> What the task requires: Starting with the line containing "file-number-label: 2 [47, 92, 51, 99]" and going on through the line containing "xiangqi-board[interactable]: 123456789 九八七六五四三二一", how do those lines read once you change every "file-number-label" to "file-index-label" and leave all else as it is?

[Collection entries]

## start

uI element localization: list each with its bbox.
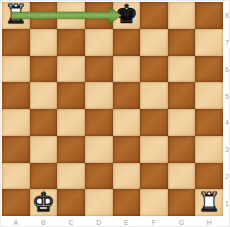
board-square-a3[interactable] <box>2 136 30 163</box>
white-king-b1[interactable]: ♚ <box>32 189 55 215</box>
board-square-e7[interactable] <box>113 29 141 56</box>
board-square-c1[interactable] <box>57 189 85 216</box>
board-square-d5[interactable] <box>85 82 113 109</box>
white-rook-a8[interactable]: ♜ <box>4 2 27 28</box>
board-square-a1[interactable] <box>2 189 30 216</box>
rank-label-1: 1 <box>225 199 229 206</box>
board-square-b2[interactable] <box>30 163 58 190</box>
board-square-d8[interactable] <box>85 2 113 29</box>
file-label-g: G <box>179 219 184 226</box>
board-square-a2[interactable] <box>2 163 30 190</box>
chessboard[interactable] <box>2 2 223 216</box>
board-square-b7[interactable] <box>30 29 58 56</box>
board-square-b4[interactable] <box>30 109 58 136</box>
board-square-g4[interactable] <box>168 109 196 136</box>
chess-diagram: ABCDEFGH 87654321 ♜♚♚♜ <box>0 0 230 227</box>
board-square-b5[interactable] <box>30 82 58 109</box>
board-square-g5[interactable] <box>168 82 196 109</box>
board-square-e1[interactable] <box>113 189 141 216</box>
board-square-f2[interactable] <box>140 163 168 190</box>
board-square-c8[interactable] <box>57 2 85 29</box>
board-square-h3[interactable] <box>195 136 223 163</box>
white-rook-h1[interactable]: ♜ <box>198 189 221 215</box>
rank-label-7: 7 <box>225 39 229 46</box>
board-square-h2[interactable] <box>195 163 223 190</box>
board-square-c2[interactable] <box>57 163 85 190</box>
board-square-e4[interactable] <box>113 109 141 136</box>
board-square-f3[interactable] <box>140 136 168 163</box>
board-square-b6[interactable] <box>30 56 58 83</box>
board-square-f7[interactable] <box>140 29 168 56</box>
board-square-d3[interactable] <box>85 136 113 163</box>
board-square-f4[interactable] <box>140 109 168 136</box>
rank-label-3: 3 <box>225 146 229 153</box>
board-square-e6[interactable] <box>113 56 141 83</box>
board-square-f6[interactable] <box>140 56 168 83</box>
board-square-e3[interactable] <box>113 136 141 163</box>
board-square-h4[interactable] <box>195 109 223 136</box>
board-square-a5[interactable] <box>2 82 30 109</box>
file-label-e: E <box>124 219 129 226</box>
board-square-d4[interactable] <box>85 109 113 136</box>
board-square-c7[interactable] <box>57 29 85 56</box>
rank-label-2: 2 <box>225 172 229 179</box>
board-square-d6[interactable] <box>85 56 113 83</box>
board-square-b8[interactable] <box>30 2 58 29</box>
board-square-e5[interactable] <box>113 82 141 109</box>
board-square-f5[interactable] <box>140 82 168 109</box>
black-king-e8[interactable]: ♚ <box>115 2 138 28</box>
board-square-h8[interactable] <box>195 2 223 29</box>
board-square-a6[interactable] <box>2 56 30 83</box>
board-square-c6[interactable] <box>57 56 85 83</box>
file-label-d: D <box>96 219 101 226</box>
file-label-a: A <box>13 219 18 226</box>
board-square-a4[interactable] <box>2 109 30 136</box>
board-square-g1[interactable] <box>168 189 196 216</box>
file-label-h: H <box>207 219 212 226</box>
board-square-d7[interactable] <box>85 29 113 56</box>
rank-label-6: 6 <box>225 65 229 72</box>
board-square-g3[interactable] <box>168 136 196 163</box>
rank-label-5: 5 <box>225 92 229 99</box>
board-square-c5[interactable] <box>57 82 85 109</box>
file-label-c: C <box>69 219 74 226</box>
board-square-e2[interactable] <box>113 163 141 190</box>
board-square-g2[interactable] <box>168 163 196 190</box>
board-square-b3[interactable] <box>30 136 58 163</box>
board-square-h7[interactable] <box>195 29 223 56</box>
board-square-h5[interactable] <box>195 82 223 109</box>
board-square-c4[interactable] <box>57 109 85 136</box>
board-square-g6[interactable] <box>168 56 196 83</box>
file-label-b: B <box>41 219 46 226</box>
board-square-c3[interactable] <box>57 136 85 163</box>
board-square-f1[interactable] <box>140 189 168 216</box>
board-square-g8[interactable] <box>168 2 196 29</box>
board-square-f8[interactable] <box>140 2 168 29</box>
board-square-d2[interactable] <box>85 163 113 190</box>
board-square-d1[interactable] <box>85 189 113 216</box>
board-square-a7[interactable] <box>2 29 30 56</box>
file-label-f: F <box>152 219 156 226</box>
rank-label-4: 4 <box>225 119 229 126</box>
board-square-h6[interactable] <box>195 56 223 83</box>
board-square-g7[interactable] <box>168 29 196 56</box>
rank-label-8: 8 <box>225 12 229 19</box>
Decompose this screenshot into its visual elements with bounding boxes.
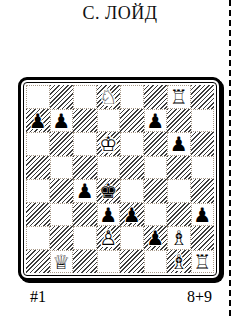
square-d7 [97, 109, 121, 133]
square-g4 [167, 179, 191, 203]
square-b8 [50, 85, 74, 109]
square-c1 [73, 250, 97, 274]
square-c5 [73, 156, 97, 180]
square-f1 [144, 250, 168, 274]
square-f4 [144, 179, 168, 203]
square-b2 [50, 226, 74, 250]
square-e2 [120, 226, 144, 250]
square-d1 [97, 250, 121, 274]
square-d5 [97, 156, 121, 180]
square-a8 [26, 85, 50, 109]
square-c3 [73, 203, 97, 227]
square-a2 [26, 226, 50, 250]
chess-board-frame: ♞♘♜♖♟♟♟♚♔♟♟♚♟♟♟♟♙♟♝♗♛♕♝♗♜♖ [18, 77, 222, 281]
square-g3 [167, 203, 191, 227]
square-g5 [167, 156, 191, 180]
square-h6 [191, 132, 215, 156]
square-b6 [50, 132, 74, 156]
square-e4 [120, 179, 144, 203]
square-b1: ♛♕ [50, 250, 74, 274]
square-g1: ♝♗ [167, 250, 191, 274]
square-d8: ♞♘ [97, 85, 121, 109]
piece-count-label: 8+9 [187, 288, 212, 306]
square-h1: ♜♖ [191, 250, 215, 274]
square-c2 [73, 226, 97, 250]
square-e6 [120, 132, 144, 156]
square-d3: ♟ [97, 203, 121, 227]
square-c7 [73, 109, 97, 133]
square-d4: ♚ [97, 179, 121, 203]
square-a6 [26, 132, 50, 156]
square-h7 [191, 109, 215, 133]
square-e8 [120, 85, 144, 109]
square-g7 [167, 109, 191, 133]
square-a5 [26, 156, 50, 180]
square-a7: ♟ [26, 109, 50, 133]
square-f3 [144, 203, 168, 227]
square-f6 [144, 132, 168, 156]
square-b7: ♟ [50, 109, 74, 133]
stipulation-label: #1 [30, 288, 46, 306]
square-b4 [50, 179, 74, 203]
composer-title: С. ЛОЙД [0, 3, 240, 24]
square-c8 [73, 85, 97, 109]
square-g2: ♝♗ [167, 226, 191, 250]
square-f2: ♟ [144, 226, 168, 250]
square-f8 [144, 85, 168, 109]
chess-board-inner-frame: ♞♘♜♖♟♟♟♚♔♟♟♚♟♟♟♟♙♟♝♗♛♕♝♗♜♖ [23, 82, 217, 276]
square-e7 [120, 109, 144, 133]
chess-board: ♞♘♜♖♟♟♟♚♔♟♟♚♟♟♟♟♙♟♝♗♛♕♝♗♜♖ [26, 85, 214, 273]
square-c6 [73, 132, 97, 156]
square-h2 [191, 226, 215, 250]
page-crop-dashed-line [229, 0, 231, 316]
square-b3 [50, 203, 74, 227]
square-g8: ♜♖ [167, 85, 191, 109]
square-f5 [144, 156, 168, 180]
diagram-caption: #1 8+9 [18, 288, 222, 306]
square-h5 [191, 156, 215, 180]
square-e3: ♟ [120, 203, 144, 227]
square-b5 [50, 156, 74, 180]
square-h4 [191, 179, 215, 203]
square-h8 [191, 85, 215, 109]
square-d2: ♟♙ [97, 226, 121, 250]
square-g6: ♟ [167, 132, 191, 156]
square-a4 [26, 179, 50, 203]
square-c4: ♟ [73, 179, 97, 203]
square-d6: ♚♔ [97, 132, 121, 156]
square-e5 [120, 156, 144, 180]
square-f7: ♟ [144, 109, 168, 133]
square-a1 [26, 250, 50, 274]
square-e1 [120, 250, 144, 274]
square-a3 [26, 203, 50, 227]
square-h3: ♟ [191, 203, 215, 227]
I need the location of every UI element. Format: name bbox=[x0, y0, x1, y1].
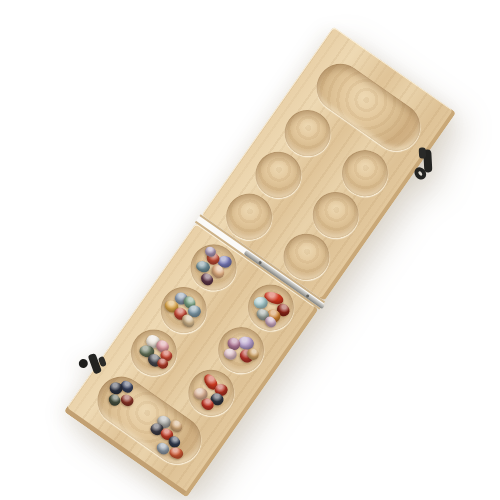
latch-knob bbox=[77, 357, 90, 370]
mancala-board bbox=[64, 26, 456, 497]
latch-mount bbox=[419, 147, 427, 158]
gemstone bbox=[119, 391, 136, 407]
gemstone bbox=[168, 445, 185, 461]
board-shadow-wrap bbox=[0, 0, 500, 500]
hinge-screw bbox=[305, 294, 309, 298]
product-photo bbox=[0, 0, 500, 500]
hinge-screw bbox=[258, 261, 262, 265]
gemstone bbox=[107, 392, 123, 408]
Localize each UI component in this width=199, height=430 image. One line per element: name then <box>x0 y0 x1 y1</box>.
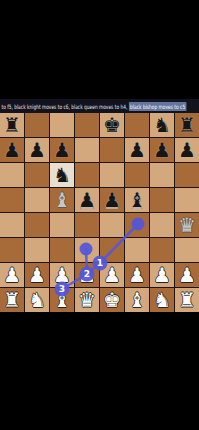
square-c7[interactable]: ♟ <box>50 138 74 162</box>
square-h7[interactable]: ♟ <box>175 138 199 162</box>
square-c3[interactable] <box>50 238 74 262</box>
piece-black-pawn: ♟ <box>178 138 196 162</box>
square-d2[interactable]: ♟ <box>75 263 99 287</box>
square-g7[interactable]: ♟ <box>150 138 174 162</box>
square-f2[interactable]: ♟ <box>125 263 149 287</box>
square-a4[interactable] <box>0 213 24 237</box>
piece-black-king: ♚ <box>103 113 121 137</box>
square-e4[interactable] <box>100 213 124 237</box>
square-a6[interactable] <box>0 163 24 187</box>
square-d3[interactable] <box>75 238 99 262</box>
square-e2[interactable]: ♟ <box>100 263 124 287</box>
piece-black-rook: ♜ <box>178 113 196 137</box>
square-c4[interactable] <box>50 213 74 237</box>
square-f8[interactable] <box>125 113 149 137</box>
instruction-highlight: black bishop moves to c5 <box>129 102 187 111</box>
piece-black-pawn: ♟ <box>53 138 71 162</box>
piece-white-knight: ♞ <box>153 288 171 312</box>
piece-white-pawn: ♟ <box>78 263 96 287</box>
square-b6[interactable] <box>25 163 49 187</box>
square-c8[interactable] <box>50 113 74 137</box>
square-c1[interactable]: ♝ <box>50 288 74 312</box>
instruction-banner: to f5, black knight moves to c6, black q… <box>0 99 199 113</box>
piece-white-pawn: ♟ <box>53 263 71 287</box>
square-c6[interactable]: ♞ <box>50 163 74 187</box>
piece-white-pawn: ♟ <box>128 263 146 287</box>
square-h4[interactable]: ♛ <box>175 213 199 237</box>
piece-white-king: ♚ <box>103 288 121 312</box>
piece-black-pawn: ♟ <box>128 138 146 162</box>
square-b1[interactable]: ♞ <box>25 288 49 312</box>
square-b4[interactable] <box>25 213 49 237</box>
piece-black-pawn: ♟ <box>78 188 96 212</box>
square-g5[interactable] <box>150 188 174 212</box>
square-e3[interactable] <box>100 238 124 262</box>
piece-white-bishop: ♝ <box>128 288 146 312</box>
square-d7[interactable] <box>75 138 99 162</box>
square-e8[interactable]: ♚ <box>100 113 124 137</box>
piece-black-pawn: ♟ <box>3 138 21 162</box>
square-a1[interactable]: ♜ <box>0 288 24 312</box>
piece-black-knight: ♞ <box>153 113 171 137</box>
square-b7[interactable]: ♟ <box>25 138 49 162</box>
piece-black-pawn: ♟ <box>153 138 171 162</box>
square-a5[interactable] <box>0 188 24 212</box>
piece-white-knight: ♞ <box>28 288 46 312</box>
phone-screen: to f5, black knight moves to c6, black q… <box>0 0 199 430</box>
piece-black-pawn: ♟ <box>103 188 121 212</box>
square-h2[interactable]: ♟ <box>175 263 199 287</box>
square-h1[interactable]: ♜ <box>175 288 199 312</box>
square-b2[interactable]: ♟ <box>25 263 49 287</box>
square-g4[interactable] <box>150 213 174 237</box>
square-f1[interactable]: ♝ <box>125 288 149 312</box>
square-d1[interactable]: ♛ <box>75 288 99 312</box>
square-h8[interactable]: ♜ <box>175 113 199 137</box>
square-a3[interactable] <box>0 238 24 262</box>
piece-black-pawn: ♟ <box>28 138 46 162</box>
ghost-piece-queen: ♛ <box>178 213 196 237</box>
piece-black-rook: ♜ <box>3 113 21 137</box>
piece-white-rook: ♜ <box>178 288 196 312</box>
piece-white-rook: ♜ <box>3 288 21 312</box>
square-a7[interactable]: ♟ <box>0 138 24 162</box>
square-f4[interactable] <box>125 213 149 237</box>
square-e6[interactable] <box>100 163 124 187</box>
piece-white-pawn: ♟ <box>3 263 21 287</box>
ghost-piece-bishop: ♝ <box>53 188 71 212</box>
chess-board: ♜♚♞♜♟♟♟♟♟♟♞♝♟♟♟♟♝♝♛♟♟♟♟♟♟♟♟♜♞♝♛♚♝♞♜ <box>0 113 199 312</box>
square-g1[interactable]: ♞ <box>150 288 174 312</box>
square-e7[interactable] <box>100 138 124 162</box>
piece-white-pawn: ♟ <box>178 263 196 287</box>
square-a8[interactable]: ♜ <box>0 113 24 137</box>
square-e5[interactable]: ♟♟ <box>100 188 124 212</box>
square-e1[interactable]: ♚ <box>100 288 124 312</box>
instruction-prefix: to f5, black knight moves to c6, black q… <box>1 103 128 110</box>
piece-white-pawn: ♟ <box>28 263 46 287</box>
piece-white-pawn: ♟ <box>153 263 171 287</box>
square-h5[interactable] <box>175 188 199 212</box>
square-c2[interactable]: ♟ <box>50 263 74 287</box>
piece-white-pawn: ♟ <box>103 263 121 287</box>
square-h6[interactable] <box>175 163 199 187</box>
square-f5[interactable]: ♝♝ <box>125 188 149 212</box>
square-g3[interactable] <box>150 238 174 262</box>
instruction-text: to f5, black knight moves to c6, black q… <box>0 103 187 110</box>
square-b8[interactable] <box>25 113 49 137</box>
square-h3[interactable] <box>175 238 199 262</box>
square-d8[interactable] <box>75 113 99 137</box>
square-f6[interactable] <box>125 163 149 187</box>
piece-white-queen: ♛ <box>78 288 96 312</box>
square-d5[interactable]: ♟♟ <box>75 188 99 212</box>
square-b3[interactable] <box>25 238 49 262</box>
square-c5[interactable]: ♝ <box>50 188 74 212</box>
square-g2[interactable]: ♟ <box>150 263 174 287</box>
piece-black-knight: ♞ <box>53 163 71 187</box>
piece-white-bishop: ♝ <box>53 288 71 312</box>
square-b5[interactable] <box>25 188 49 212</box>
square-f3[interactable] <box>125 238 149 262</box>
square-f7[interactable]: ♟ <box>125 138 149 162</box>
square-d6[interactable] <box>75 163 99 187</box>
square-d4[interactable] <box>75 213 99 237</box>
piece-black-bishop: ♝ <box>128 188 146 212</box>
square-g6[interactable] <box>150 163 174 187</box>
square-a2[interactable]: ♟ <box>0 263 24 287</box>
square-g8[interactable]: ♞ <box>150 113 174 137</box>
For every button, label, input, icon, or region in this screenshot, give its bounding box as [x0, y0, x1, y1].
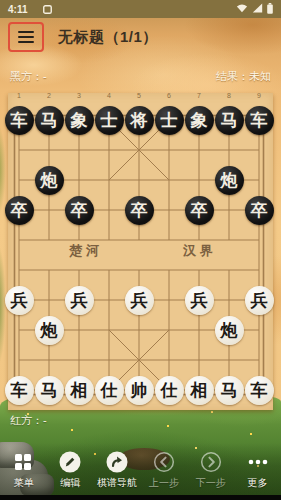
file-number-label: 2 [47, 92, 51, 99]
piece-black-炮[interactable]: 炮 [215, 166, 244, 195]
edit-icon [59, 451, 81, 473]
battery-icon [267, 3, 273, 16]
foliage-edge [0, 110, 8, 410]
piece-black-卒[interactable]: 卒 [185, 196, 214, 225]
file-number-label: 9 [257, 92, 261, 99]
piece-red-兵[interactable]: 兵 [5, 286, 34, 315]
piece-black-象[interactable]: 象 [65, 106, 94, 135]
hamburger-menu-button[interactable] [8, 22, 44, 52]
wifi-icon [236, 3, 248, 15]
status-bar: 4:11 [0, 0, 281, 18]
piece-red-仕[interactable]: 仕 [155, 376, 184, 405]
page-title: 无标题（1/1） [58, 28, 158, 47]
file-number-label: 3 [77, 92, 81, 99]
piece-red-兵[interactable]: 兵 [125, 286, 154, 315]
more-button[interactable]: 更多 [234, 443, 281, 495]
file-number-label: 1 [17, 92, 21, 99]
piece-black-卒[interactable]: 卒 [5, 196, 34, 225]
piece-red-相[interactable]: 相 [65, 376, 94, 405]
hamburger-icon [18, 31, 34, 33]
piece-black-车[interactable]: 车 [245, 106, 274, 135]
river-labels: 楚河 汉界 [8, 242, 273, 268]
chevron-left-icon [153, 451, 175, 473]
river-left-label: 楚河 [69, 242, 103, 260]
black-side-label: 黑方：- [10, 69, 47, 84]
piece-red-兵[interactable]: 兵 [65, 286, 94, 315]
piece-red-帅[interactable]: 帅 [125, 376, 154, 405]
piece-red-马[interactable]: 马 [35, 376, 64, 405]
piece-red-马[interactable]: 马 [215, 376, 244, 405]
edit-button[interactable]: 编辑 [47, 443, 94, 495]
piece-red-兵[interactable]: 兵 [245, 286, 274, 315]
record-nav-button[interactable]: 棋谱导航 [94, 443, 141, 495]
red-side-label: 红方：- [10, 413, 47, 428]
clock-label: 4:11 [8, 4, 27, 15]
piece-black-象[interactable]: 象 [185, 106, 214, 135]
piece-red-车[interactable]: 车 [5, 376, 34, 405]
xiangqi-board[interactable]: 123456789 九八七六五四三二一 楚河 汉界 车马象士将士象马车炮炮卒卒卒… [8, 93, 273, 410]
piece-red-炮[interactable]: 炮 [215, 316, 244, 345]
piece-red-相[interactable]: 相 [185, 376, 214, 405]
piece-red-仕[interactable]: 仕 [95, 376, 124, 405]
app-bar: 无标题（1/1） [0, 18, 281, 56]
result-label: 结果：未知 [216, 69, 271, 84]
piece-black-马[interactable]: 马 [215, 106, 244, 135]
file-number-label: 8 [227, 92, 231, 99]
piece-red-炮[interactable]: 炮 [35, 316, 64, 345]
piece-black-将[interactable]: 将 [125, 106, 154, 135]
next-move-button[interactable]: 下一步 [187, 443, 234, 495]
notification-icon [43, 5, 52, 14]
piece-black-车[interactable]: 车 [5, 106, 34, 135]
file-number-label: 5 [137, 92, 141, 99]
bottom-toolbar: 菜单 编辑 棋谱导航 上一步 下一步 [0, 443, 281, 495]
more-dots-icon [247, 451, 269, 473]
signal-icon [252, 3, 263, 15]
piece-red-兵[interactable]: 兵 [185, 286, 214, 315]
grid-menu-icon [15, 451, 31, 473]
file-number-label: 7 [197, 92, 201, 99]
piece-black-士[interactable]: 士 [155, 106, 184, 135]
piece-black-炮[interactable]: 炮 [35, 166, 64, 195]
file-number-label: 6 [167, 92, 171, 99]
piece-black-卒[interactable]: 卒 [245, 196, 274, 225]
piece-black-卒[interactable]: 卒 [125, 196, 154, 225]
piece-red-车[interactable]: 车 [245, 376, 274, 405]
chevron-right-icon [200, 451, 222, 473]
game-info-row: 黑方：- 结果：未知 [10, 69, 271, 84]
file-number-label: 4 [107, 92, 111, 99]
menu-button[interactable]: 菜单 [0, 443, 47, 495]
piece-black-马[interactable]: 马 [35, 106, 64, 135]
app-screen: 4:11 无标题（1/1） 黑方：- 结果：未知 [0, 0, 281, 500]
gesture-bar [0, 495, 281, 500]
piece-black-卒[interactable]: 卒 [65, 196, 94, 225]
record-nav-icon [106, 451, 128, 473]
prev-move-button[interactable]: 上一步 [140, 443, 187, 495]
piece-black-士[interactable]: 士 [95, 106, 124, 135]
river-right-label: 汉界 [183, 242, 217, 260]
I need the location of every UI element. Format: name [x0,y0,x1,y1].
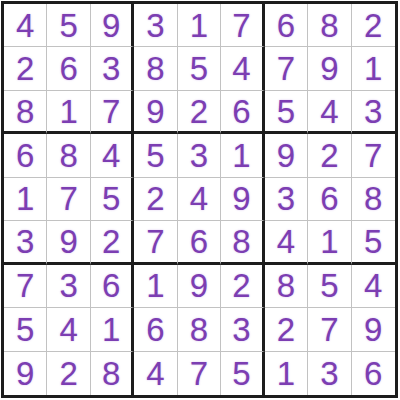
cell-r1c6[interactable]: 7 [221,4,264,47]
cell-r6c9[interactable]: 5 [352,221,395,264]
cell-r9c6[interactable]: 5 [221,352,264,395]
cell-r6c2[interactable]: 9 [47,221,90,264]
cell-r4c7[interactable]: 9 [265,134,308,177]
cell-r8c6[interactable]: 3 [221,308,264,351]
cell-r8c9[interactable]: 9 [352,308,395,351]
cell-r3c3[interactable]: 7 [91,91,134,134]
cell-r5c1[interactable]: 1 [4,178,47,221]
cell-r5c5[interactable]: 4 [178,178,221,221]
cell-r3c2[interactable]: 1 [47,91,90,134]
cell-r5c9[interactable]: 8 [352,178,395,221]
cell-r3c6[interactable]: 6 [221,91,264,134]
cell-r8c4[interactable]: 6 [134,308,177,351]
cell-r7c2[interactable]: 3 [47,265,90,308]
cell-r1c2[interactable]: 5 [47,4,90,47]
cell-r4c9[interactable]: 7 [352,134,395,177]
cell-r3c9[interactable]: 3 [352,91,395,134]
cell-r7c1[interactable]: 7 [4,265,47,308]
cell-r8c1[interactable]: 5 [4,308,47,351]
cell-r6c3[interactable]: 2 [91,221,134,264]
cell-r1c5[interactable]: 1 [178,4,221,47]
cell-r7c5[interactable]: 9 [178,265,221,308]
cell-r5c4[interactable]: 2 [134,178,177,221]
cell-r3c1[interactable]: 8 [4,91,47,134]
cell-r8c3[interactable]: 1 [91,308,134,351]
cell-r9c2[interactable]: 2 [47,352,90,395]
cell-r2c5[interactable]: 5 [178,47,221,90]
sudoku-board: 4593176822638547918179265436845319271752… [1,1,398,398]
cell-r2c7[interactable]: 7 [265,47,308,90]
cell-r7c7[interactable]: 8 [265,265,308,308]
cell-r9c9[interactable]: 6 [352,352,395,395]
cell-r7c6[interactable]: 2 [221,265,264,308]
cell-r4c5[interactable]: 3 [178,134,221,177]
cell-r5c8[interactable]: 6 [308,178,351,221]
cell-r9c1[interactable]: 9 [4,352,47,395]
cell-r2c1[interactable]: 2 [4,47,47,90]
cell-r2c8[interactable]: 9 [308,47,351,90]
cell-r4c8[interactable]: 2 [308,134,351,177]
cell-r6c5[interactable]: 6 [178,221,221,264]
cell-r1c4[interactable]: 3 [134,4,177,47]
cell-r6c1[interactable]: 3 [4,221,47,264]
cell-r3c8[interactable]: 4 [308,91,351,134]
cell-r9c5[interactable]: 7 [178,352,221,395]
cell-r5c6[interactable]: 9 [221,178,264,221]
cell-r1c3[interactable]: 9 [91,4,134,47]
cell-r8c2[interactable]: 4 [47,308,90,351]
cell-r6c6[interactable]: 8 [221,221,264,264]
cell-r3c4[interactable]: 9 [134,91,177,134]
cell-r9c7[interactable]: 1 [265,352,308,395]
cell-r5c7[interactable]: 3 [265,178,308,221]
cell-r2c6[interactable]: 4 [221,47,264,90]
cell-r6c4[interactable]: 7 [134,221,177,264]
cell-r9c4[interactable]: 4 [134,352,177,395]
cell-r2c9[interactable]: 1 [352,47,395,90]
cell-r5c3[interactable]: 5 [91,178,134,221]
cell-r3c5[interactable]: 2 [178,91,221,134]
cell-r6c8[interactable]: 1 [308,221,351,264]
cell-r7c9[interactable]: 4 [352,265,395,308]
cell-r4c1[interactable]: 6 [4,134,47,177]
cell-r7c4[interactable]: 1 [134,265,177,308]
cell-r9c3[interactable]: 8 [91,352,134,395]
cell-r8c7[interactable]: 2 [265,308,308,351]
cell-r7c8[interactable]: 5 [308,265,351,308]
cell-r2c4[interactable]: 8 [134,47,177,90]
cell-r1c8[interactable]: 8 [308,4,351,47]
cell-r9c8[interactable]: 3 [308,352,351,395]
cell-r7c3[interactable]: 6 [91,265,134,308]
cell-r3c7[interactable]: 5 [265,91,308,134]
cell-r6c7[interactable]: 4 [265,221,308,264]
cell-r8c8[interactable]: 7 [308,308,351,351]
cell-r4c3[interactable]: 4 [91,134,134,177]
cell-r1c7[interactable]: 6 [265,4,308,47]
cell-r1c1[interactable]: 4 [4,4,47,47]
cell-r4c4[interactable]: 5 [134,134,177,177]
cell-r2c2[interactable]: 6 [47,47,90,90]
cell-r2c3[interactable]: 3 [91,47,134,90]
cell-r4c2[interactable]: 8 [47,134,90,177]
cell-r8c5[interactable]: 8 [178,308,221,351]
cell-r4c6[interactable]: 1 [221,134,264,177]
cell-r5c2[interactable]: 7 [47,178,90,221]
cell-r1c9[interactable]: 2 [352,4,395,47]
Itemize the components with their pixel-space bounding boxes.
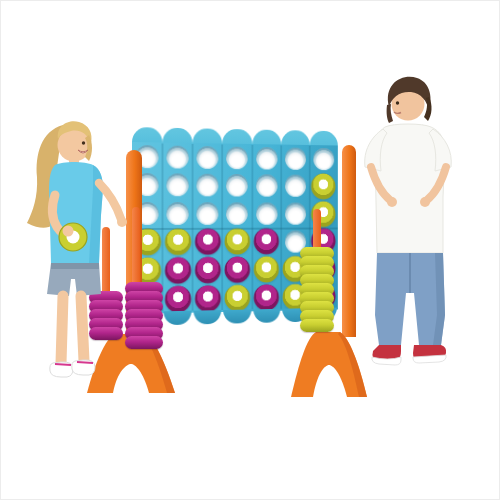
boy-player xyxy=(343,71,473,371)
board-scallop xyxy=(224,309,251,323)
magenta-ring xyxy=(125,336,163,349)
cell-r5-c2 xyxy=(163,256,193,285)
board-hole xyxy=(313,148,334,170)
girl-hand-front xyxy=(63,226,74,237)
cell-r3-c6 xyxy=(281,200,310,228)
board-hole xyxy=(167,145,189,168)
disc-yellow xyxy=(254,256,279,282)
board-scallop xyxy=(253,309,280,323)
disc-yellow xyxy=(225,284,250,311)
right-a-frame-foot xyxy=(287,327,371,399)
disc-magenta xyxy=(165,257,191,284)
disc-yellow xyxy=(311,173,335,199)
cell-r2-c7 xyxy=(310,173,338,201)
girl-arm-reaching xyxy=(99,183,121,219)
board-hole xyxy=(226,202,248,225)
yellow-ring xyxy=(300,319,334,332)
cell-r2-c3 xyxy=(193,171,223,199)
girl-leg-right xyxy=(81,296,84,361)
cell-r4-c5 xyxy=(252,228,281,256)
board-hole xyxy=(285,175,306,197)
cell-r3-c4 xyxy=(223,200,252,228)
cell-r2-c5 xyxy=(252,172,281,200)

## end

> Answer in full:
file-index-label: 2 [47, 92, 51, 99]
piece-black-炮[interactable]: 炮 [215, 166, 244, 195]
edit-icon [59, 451, 81, 473]
battery-icon [267, 3, 273, 16]
foliage-edge [0, 110, 8, 410]
piece-black-卒[interactable]: 卒 [185, 196, 214, 225]
file-index-label: 9 [257, 92, 261, 99]
piece-red-兵[interactable]: 兵 [5, 286, 34, 315]
piece-black-象[interactable]: 象 [65, 106, 94, 135]
hamburger-menu-button[interactable] [8, 22, 44, 52]
wifi-icon [236, 3, 248, 15]
status-bar: 4:11 [0, 0, 281, 18]
piece-red-仕[interactable]: 仕 [155, 376, 184, 405]
page-title: 无标题（1/1） [58, 28, 158, 47]
file-index-label: 3 [77, 92, 81, 99]
piece-red-兵[interactable]: 兵 [125, 286, 154, 315]
more-button[interactable]: 更多 [234, 443, 281, 495]
file-index-label: 1 [17, 92, 21, 99]
piece-black-卒[interactable]: 卒 [5, 196, 34, 225]
piece-red-相[interactable]: 相 [65, 376, 94, 405]
hamburger-icon [18, 31, 34, 33]
piece-black-车[interactable]: 车 [245, 106, 274, 135]
river-labels: 楚河 汉界 [8, 242, 273, 268]
chevron-left-icon [153, 451, 175, 473]
river-left-label: 楚河 [69, 242, 103, 260]
black-side-label: 黑方：- [10, 69, 47, 84]
piece-red-兵[interactable]: 兵 [65, 286, 94, 315]
piece-red-帅[interactable]: 帅 [125, 376, 154, 405]
piece-red-马[interactable]: 马 [35, 376, 64, 405]
piece-red-马[interactable]: 马 [215, 376, 244, 405]
edit-button[interactable]: 编辑 [47, 443, 94, 495]
piece-red-兵[interactable]: 兵 [245, 286, 274, 315]
record-nav-button[interactable]: 棋谱导航 [94, 443, 141, 495]
red-side-label: 红方：- [10, 413, 47, 428]
clock-label: 4:11 [8, 4, 27, 15]
piece-black-象[interactable]: 象 [185, 106, 214, 135]
piece-red-车[interactable]: 车 [5, 376, 34, 405]
xiangqi-board[interactable]: 123456789 九八七六五四三二一 楚河 汉界 车马象士将士象马车炮炮卒卒卒… [8, 93, 273, 410]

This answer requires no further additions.